Task description:
Find each line with the word "REPO" and state how many there are, nothing more.

━━━━━ Available data ━━━━━

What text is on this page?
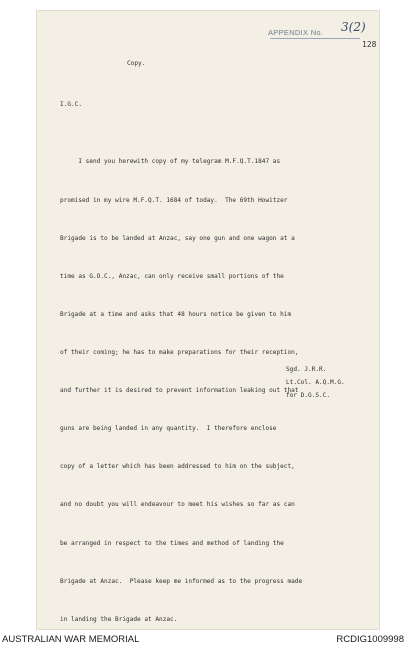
APPENDIX No. 3(2)
128
Copy.
I.G.C.

I send you herewith copy of my telegram M.F.Q.T.1847 as

promised in my wire M.F.Q.T. 1684 of today.  The 69th Howitzer

Brigade is to be landed at Anzac, say one gun and one wagon at a

time as G.O.C., Anzac, can only receive small portions of the

Brigade at a time and asks that 48 hours notice be given to him

of their coming; he has to make preparations for their reception,

and further it is desired to prevent information leaking out that

guns are being landed in any quantity.  I therefore enclose

copy of a letter which has been addressed to him on the subject,

and no doubt you will endeavour to meet his wishes so far as can

be arranged in respect to the times and method of landing the

Brigade at Anzac.  Please keep me informed as to the progress made

in landing the Brigade at Anzac.

Sgd. J.R.R.
Lt.Col. A.Q.M.G.
for D.G.S.C.
AUSTRALIAN WAR MEMORIAL	RCDIG1009998
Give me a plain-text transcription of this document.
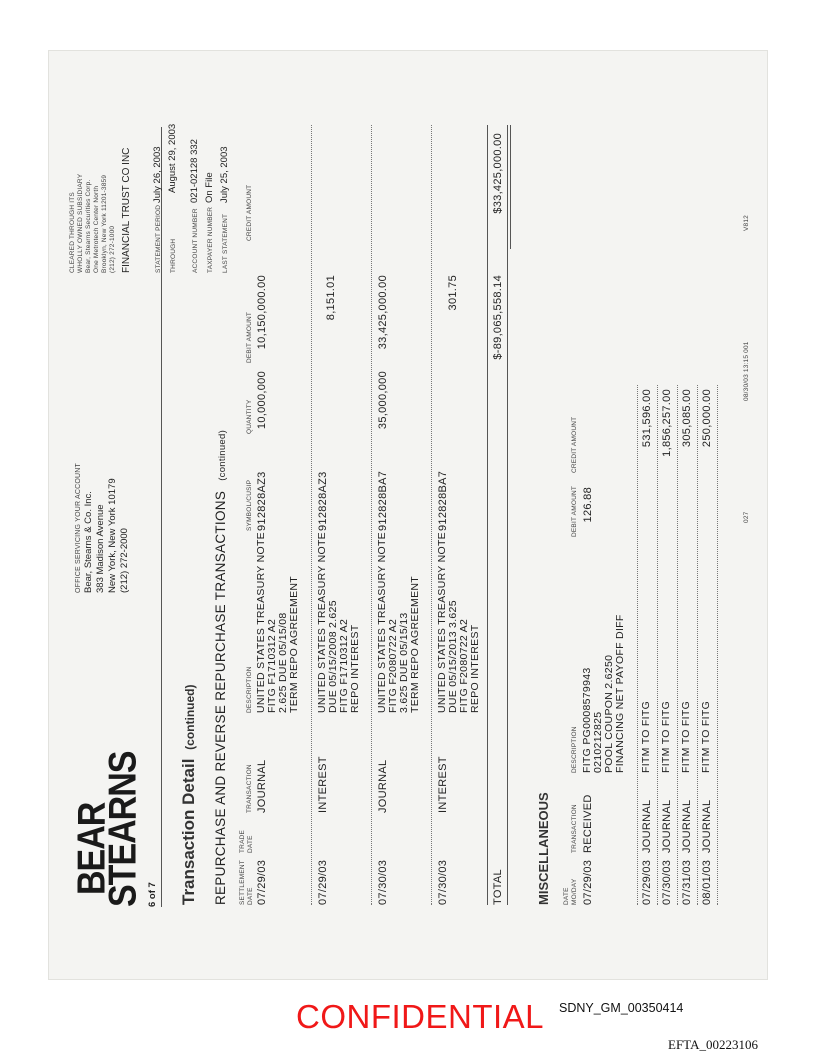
BEAR
STEARNS 6 of 7
OFFICE SERVICING YOUR ACCOUNT Bear, Stearns & Co. Inc. 383 Madison Avenue New York, New York 10179 (212) 272-2000
CLEARED THROUGH ITS WHOLLY OWNED SUBSIDIARY Bear, Stearns Securities Corp. One Metrotech Center North Brooklyn, New York 11201-3859 (212) 272-1000 FINANCIAL TRUST CO INC	STATEMENT PERIODJuly 26, 2003
THROUGHAugust 29, 2003
ACCOUNT NUMBER021-02128 332
TAXPAYER NUMBEROn File
LAST STATEMENTJuly 25, 2003
Transaction Detail (continued) REPURCHASE AND REVERSE REPURCHASE TRANSACTIONS (continued)
SETTLEMENT DATE
TRADE DATE
TRANSACTION
DESCRIPTION
SYMBOL/CUSIP
QUANTITY
DEBIT AMOUNT
CREDIT AMOUNT
07/29/03
JOURNAL
UNITED STATES TREASURY NOTE FITG F1710312 A2 2.625 DUE 05/15/08 TERM REPO AGREEMENT
912828AZ3
10,000,000
10,150,000.00
07/29/03
INTEREST
UNITED STATES TREASURY NOTE DUE 05/15/2008 2.625 FITG F1710312 A2 REPO INTEREST
912828AZ3
8,151.01
07/30/03
JOURNAL
UNITED STATES TREASURY NOTE FITG F2080722 A2 3.625 DUE 05/15/13 TERM REPO AGREEMENT
912828BA7
35,000,000
33,425,000.00
07/30/03
INTEREST
UNITED STATES TREASURY NOTE DUE 05/15/2013 3.625 FITG F2080722 A2 REPO INTEREST
912828BA7
301.75
TOTAL
$-89,065,558.14
$33,425,000.00
MISCELLANEOUS DATE MO/DAY
TRANSACTION
DESCRIPTION
DEBIT AMOUNT
CREDIT AMOUNT
07/29/03
RECEIVED
FITG PG0008579943 0210212825 POOL COUPON 2.6250 FINANCING NET PAYOFF DIFF
126.88
07/29/03
JOURNAL
FITM TO FITG
531,596.00
07/30/03
JOURNAL
FITM TO FITG
1,856,257.00
07/31/03
JOURNAL
FITM TO FITG
305,085.00
08/01/03
JOURNAL
FITM TO FITG
250,000.00
027
08/30/03 13:15 001
V812
CONFIDENTIAL SDNY_GM_00350414
EFTA_00223106
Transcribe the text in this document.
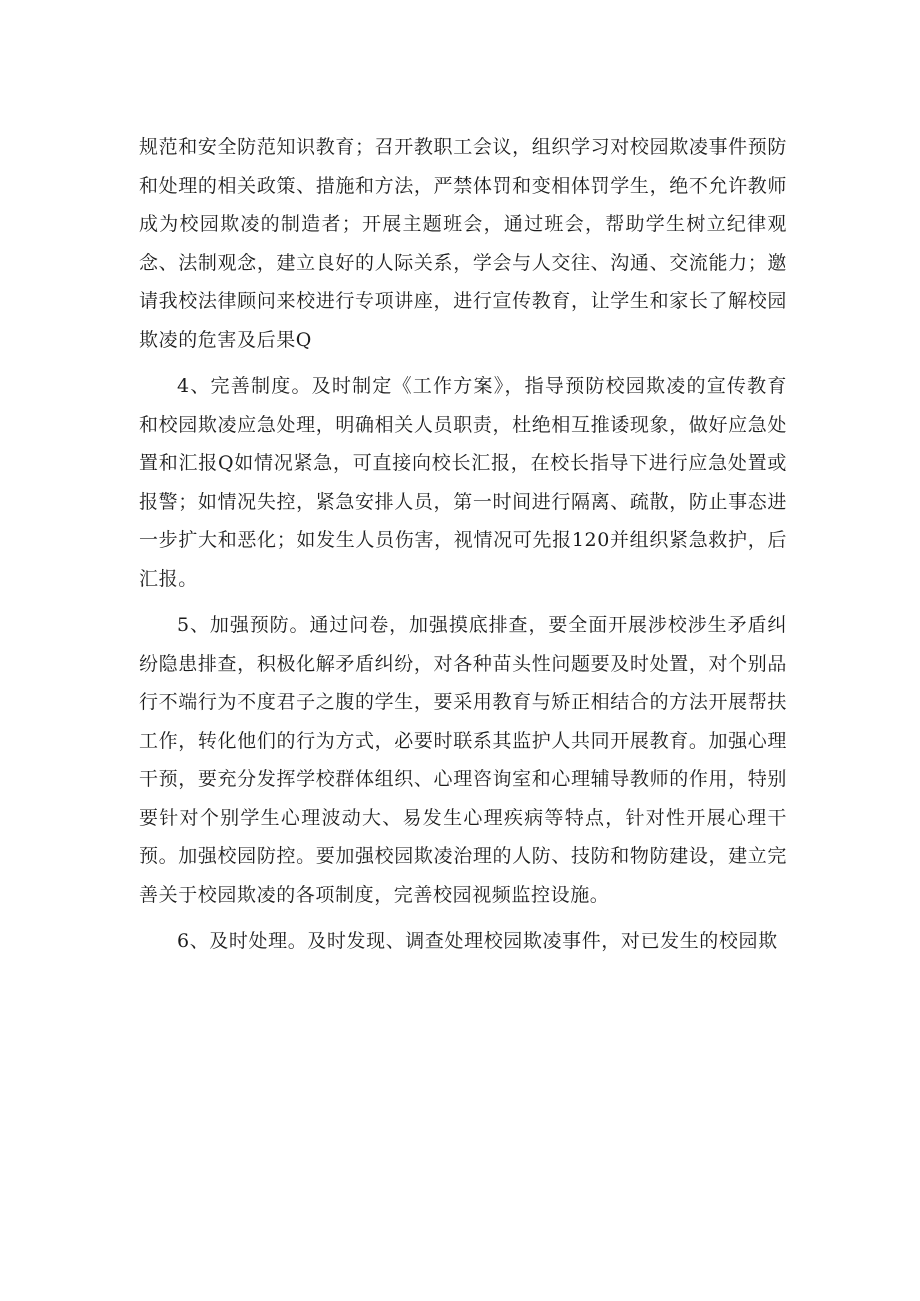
规范和安全防范知识教育；召开教职工会议，组织学习对校园欺凌事件预防和处理的相关政策、措施和方法，严禁体罚和变相体罚学生，绝不允许教师成为校园欺凌的制造者；开展主题班会，通过班会，帮助学生树立纪律观念、法制观念，建立良好的人际关系，学会与人交往、沟通、交流能力；邀请我校法律顾问来校进行专项讲座，进行宣传教育，让学生和家长了解校园欺凌的危害及后果Q

4、完善制度。及时制定《工作方案》，指导预防校园欺凌的宣传教育和校园欺凌应急处理，明确相关人员职责，杜绝相互推诿现象，做好应急处置和汇报Q如情况紧急，可直接向校长汇报，在校长指导下进行应急处置或报警；如情况失控，紧急安排人员，第一时间进行隔离、疏散，防止事态进一步扩大和恶化；如发生人员伤害，视情况可先报120并组织紧急救护，后汇报。

5、加强预防。通过问卷，加强摸底排查，要全面开展涉校涉生矛盾纠纷隐患排查，积极化解矛盾纠纷，对各种苗头性问题要及时处置，对个别品行不端行为不度君子之腹的学生，要采用教育与矫正相结合的方法开展帮扶工作，转化他们的行为方式，必要时联系其监护人共同开展教育。加强心理干预，要充分发挥学校群体组织、心理咨询室和心理辅导教师的作用，特别要针对个别学生心理波动大、易发生心理疾病等特点，针对性开展心理干预。加强校园防控。要加强校园欺凌治理的人防、技防和物防建设，建立完善关于校园欺凌的各项制度，完善校园视频监控设施。

6、及时处理。及时发现、调查处理校园欺凌事件，对已发生的校园欺
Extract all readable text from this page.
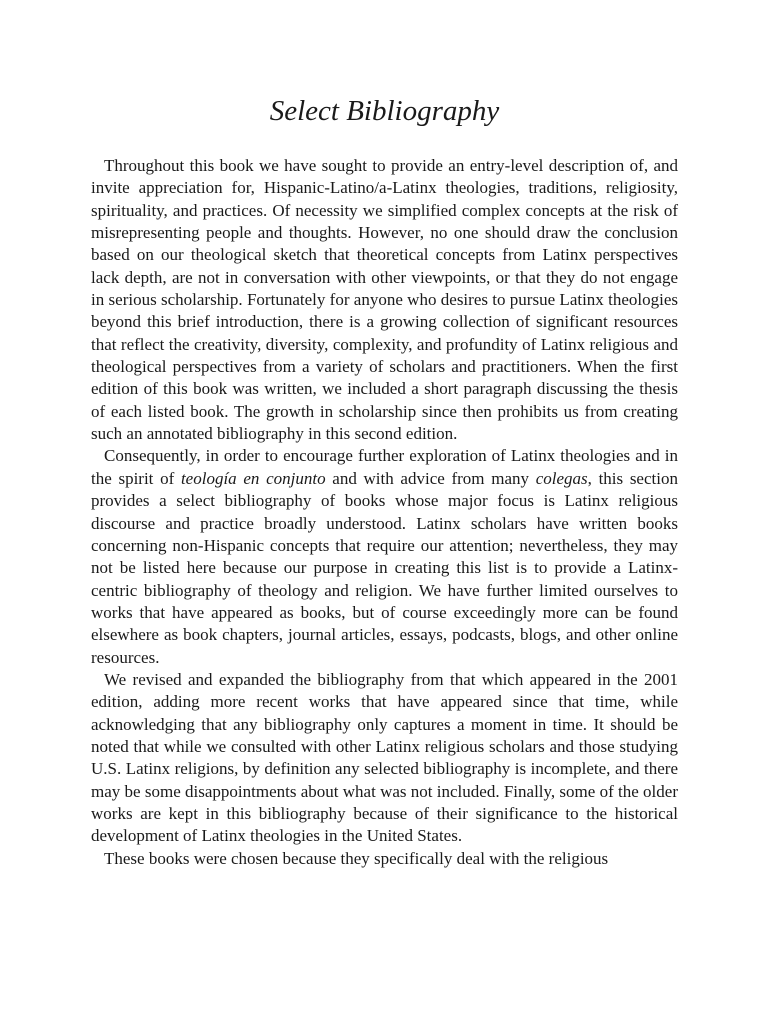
Select Bibliography

Throughout this book we have sought to provide an entry-level description of, and invite appreciation for, Hispanic-Latino/a-Latinx theologies, traditions, religiosity, spirituality, and practices. Of necessity we simplified complex concepts at the risk of misrepresenting people and thoughts. However, no one should draw the conclusion based on our theological sketch that theoretical concepts from Latinx perspectives lack depth, are not in conversation with other viewpoints, or that they do not engage in serious scholarship. Fortunately for anyone who desires to pursue Latinx theologies beyond this brief introduction, there is a growing collection of significant resources that reflect the creativity, diversity, complexity, and profundity of Latinx religious and theological perspectives from a variety of scholars and practitioners. When the first edition of this book was written, we included a short paragraph discussing the thesis of each listed book. The growth in scholarship since then prohibits us from creating such an annotated bibliography in this second edition.

Consequently, in order to encourage further exploration of Latinx theologies and in the spirit of teología en conjunto and with advice from many colegas, this section provides a select bibliography of books whose major focus is Latinx religious discourse and practice broadly understood. Latinx scholars have written books concerning non-Hispanic concepts that require our attention; nevertheless, they may not be listed here because our purpose in creating this list is to provide a Latinx-centric bibliography of theology and religion. We have further limited ourselves to works that have appeared as books, but of course exceedingly more can be found elsewhere as book chapters, journal articles, essays, podcasts, blogs, and other online resources.

We revised and expanded the bibliography from that which appeared in the 2001 edition, adding more recent works that have appeared since that time, while acknowledging that any bibliography only captures a moment in time. It should be noted that while we consulted with other Latinx religious scholars and those studying U.S. Latinx religions, by definition any selected bibliography is incomplete, and there may be some disappointments about what was not included. Finally, some of the older works are kept in this bibliography because of their significance to the historical development of Latinx theologies in the United States.

These books were chosen because they specifically deal with the religious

━━━━━

Solved problem:
4